» **Sayfa alıntısı**
_ _ _ _

1. YAZARLAR

  2. Cengiz Çandar

  3. Sivilleşme için EMASYA'ya, 'Kırmızı Kitap'a, 35. Madde'ye son
Cengiz Çandar

Cengiz Çandar

Yazarın Tüm Yazıları >

Sivilleşme için EMASYA'ya, 'Kırmızı Kitap'a, 35. Madde'ye son

03 Şubat 2010 Çarşamba 10:50A+A-

Avrupa Konseyi Parlamenterler Meclisi Başkanlığı’na Ak Parti Antalya Milletvekili Mevlût Çavuşoğlu’nun seçilmesi önemsendi. ‘Ulusal gururumuz’un okşandığı anlaşılıyor. Avrupa Konseyi’ne üye 47 ülke arasında son 30 yılda başkanlık 10 ülkenin dışına çıkmamış.
Mevlût Çavuşoğlu’nu, ‘Fırat’ın doğusu’ çağrışımından olsa gerek, ‘Tuna’nın doğusu’ndan seçilen ilk başkan olduğu için kutladım. Gülümseyerek düzeltti, ‘Viyana’nın doğusundan’ dedi. 2002’de ilk kez milletvekili seçildiği sırada Ak Parti’nin dış dünyaya dönük az sayıdaki ve o alandaki en enerjik milletvekillerinden biriydi.
Ve de gösterişsiz ama çalışkan.
Avrupa Konseyi Parlamenterler Meclisi Başkanlığı’na seçilmesi, ‘ulusal gururumuz’ kadar onun ‘kişisel ödülü’ sayılmalı.

_ _ _ _

» **Veri kümesi alıntıları**

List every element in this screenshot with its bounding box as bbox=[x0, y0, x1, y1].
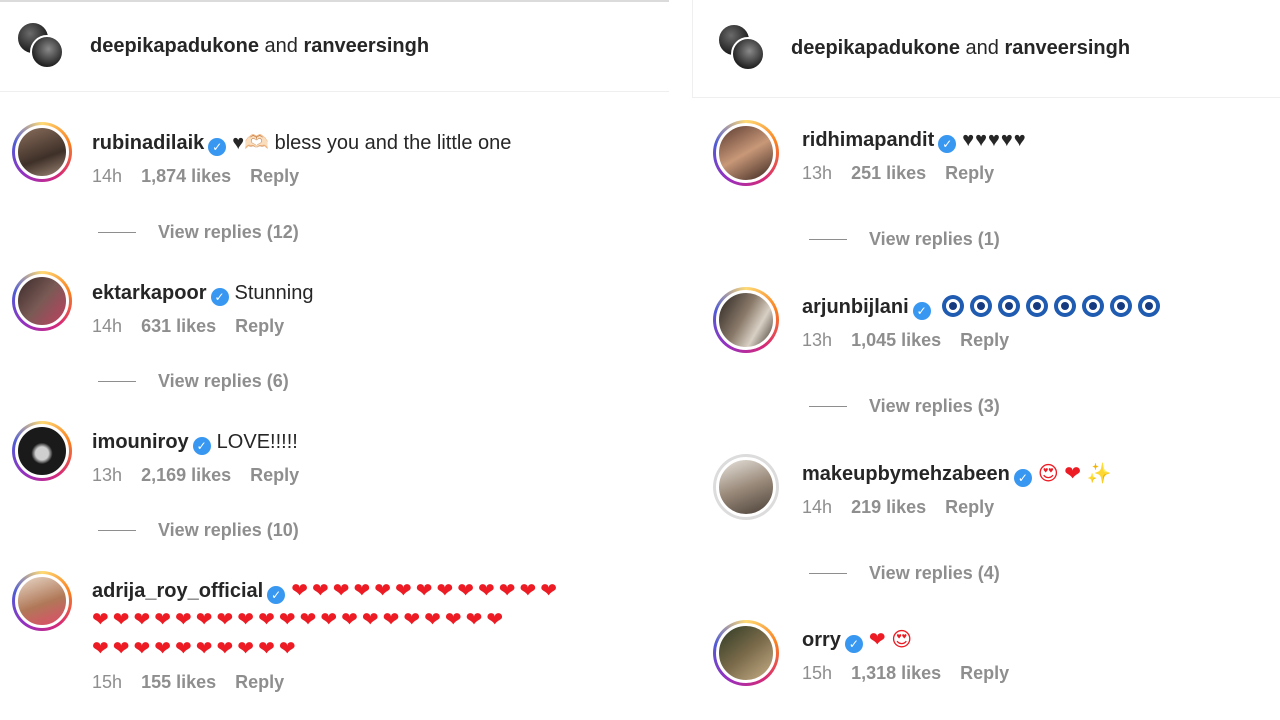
evil-eye-icon bbox=[1082, 295, 1105, 317]
comment-avatar[interactable] bbox=[12, 122, 72, 182]
view-replies-button[interactable]: View replies (4) bbox=[809, 563, 1000, 584]
comment-time: 14h bbox=[92, 166, 123, 186]
evil-eye-icon bbox=[1110, 295, 1133, 317]
evil-eye-icon bbox=[998, 295, 1021, 317]
comment-username[interactable]: adrija_roy_official bbox=[92, 580, 263, 602]
comment-username[interactable]: rubinadilaik bbox=[92, 132, 204, 154]
comment-avatar[interactable] bbox=[12, 571, 72, 631]
comment-text: 😍 ❤ ✨ bbox=[1037, 463, 1112, 485]
collab-avatars[interactable] bbox=[16, 20, 68, 73]
reply-button[interactable]: Reply bbox=[945, 497, 994, 517]
likes-count[interactable]: 631 likes bbox=[141, 316, 216, 336]
comment-text: ♥🫶🏻 bless you and the little one bbox=[232, 132, 512, 154]
verified-badge-icon: ✓ bbox=[844, 635, 863, 653]
avatar[interactable] bbox=[30, 34, 64, 69]
comment-text bbox=[942, 295, 1166, 318]
view-replies-button[interactable]: View replies (1) bbox=[809, 229, 1000, 250]
comment-text: ❤❤❤❤❤❤❤❤❤❤❤❤❤❤❤❤❤❤❤❤ bbox=[92, 609, 508, 631]
username-link[interactable]: ranveersingh bbox=[303, 35, 429, 57]
comment-time: 15h bbox=[92, 672, 123, 692]
panel-divider bbox=[669, 0, 692, 720]
collab-usernames: deepikapadukone and ranveersingh bbox=[90, 35, 430, 57]
reply-button[interactable]: Reply bbox=[250, 166, 299, 186]
reply-button[interactable]: Reply bbox=[235, 316, 284, 336]
likes-count[interactable]: 1,874 likes bbox=[141, 166, 231, 186]
evil-eye-icon bbox=[1026, 295, 1049, 317]
username-link[interactable]: ranveersingh bbox=[1004, 37, 1130, 59]
verified-badge-icon: ✓ bbox=[267, 586, 286, 604]
view-replies-button[interactable]: View replies (3) bbox=[809, 396, 1000, 417]
comment-text: ❤❤❤❤❤❤❤❤❤❤ bbox=[92, 638, 300, 660]
view-replies-button[interactable]: View replies (6) bbox=[98, 371, 289, 392]
divider bbox=[809, 239, 847, 240]
evil-eye-icon bbox=[942, 295, 965, 317]
likes-count[interactable]: 2,169 likes bbox=[141, 465, 231, 485]
verified-badge-icon: ✓ bbox=[192, 437, 211, 455]
comment-text: ♥♥♥♥♥ bbox=[962, 129, 1027, 151]
divider bbox=[98, 530, 136, 531]
verified-badge-icon: ✓ bbox=[912, 302, 931, 320]
view-replies-button[interactable]: View replies (10) bbox=[98, 520, 299, 541]
comment-time: 15h bbox=[802, 663, 833, 683]
evil-eye-icon bbox=[970, 295, 993, 317]
reply-button[interactable]: Reply bbox=[235, 672, 284, 692]
comment-avatar[interactable] bbox=[713, 620, 779, 686]
verified-badge-icon: ✓ bbox=[208, 138, 227, 156]
verified-badge-icon: ✓ bbox=[210, 288, 229, 306]
likes-count[interactable]: 1,045 likes bbox=[851, 330, 941, 350]
reply-button[interactable]: Reply bbox=[250, 465, 299, 485]
comment-avatar[interactable] bbox=[713, 454, 779, 520]
username-link[interactable]: deepikapadukone bbox=[791, 37, 960, 59]
comment-avatar[interactable] bbox=[713, 287, 779, 353]
comment-avatar[interactable] bbox=[12, 271, 72, 331]
comment-time: 13h bbox=[802, 330, 833, 350]
comment-username[interactable]: arjunbijlani bbox=[802, 296, 909, 318]
avatar[interactable] bbox=[731, 36, 765, 71]
divider bbox=[98, 232, 136, 233]
comment-avatar[interactable] bbox=[12, 421, 72, 481]
username-link[interactable]: deepikapadukone bbox=[90, 35, 259, 57]
collab-avatars[interactable] bbox=[717, 22, 769, 75]
verified-badge-icon: ✓ bbox=[1013, 469, 1032, 487]
comment-text: LOVE!!!!! bbox=[216, 431, 298, 453]
collab-usernames: deepikapadukone and ranveersingh bbox=[791, 37, 1131, 59]
comment-username[interactable]: orry bbox=[802, 629, 841, 651]
comment-text: ❤ 😍 bbox=[868, 629, 913, 651]
comment-time: 14h bbox=[802, 497, 833, 517]
reply-button[interactable]: Reply bbox=[960, 330, 1009, 350]
comment-username[interactable]: makeupbymehzabeen bbox=[802, 463, 1010, 485]
likes-count[interactable]: 1,318 likes bbox=[851, 663, 941, 683]
likes-count[interactable]: 155 likes bbox=[141, 672, 216, 692]
comment-text: ❤❤❤❤❤❤❤❤❤❤❤❤❤ bbox=[291, 580, 562, 602]
left-comments-panel: deepikapadukone and ranveersingh rubinad… bbox=[0, 0, 669, 720]
post-header: deepikapadukone and ranveersingh bbox=[0, 0, 669, 92]
comment-username[interactable]: ridhimapandit bbox=[802, 129, 934, 151]
comment-text: Stunning bbox=[234, 282, 314, 304]
comment-avatar[interactable] bbox=[713, 120, 779, 186]
view-replies-button[interactable]: View replies (12) bbox=[98, 222, 299, 243]
comment-time: 13h bbox=[802, 163, 833, 183]
evil-eye-icon bbox=[1138, 295, 1161, 317]
divider bbox=[809, 406, 847, 407]
comment-username[interactable]: ektarkapoor bbox=[92, 282, 207, 304]
comment-time: 14h bbox=[92, 316, 123, 336]
reply-button[interactable]: Reply bbox=[945, 163, 994, 183]
likes-count[interactable]: 219 likes bbox=[851, 497, 926, 517]
divider bbox=[98, 381, 136, 382]
post-header: deepikapadukone and ranveersingh bbox=[692, 0, 1280, 98]
evil-eye-icon bbox=[1054, 295, 1077, 317]
comment-username[interactable]: imouniroy bbox=[92, 431, 189, 453]
reply-button[interactable]: Reply bbox=[960, 663, 1009, 683]
likes-count[interactable]: 251 likes bbox=[851, 163, 926, 183]
comment-time: 13h bbox=[92, 465, 123, 485]
verified-badge-icon: ✓ bbox=[938, 135, 957, 153]
right-comments-panel: deepikapadukone and ranveersingh ridhima… bbox=[692, 0, 1280, 720]
divider bbox=[809, 573, 847, 574]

_ _ _ _

» **Görev listesi**
A. Sayfa alıntısında "Yazarın Tüm Yazıları" ifadesinden aşağıya, "gösterişsiz ama çalışkan." ifadesine kadar her şeyi aynen yeniden yazın.
B. Mevlût Çavuşoğlu'nun Avrupa Konseyi Parlamenterler Meclisi Başkanlığı'na seçilmesini anlatan köşe yazısını son cümlesinden sonra sürdürün.

» **Yanıtlar**
A.
Yazarın Tüm Yazıları >

Sivilleşme için EMASYA'ya, 'Kırmızı Kitap'a, 35. Madde'ye son

03 Şubat 2010 Çarşamba 10:50A+A-

Avrupa Konseyi Parlamenterler Meclisi Başkanlığı’na Ak Parti Antalya Milletvekili Mevlût Çavuşoğlu’nun seçilmesi önemsendi. ‘Ulusal gururumuz’un okşandığı anlaşılıyor. Avrupa Konseyi’ne üye 47 ülke arasında son 30 yılda başkanlık 10 ülkenin dışına çıkmamış.
Mevlût Çavuşoğlu’nu, ‘Fırat’ın doğusu’ çağrışımından olsa gerek, ‘Tuna’nın doğusu’ndan seçilen ilk başkan olduğu için kutladım. Gülümseyerek düzeltti, ‘Viyana’nın doğusundan’ dedi. 2002’de ilk kez milletvekili seçildiği sırada Ak Parti’nin dış dünyaya dönük az sayıdaki ve o alandaki en enerjik milletvekillerinden biriydi.
Ve de gösterişsiz ama çalışkan.

B.
Mevlût Çavuşoğlu’nun Avrupa Konseyi Parlamenterler Başkanı sıfatıyla EMASYA Protokolü’ne ilişkin soru üzerine söyledikleri şu:
“Avrupa Konseyi olarak sivilleşmeye çok önem veriyoruz. Sivilleşme, demokrasinin en önemli şartlarından bir tanesidir. Türkiye’nin her şeyden önce sivil bir Anayasa’ya, yeni bir Anayasa’ya ihtiyacı var. Sivilleşme konusunda Türkiye’nin çabalarına da destek veriyoruz. AKPM olarak, hükümetin sadece Kürtlerle ilgili değil, Aleviler, gayrımüslim azınlıklar, Roman vatandaşlar konusunda başlattığı çabalara da tam destek veriyoruz.”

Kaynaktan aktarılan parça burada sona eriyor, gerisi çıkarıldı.